* _What the task asks_
Leave out the pictures and copy everything else in the entries exactly.

* _Data shown_
▼
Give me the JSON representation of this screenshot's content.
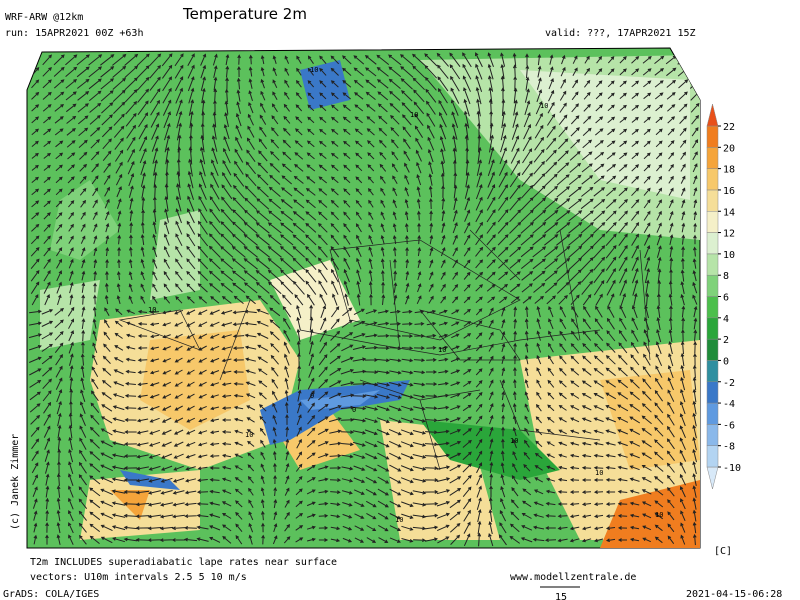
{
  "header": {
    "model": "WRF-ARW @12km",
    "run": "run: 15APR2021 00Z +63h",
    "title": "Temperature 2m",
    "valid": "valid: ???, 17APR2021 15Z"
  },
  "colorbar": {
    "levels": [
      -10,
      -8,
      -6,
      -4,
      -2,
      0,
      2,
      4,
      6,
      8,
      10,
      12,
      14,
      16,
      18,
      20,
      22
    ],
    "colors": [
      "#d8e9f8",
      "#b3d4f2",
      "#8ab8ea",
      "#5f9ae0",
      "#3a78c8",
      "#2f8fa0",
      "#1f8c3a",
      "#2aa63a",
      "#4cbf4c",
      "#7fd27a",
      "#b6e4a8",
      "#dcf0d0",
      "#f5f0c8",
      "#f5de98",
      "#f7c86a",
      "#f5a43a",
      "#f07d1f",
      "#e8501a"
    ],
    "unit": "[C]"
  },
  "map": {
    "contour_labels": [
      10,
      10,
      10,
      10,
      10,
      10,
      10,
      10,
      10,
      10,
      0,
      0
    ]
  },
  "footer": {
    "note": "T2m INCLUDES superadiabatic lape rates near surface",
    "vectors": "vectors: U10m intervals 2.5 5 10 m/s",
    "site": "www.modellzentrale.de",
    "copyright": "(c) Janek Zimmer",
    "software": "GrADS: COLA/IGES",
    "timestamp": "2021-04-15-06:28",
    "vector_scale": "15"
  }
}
▲
* _Full output_
Give me the JSON representation of this screenshot's content.
{
  "header": {
    "model": "WRF-ARW @12km",
    "run": "run: 15APR2021 00Z +63h",
    "title": "Temperature 2m",
    "valid": "valid: ???, 17APR2021 15Z"
  },
  "colorbar": {
    "levels": [
      -10,
      -8,
      -6,
      -4,
      -2,
      0,
      2,
      4,
      6,
      8,
      10,
      12,
      14,
      16,
      18,
      20,
      22
    ],
    "colors": [
      "#d8e9f8",
      "#b3d4f2",
      "#8ab8ea",
      "#5f9ae0",
      "#3a78c8",
      "#2f8fa0",
      "#1f8c3a",
      "#2aa63a",
      "#4cbf4c",
      "#7fd27a",
      "#b6e4a8",
      "#dcf0d0",
      "#f5f0c8",
      "#f5de98",
      "#f7c86a",
      "#f5a43a",
      "#f07d1f",
      "#e8501a"
    ],
    "unit": "[C]"
  },
  "map": {
    "contour_labels": [
      10,
      10,
      10,
      10,
      10,
      10,
      10,
      10,
      10,
      10,
      0,
      0
    ]
  },
  "footer": {
    "note": "T2m INCLUDES superadiabatic lape rates near surface",
    "vectors": "vectors: U10m intervals 2.5 5 10 m/s",
    "site": "www.modellzentrale.de",
    "copyright": "(c) Janek Zimmer",
    "software": "GrADS: COLA/IGES",
    "timestamp": "2021-04-15-06:28",
    "vector_scale": "15"
  }
}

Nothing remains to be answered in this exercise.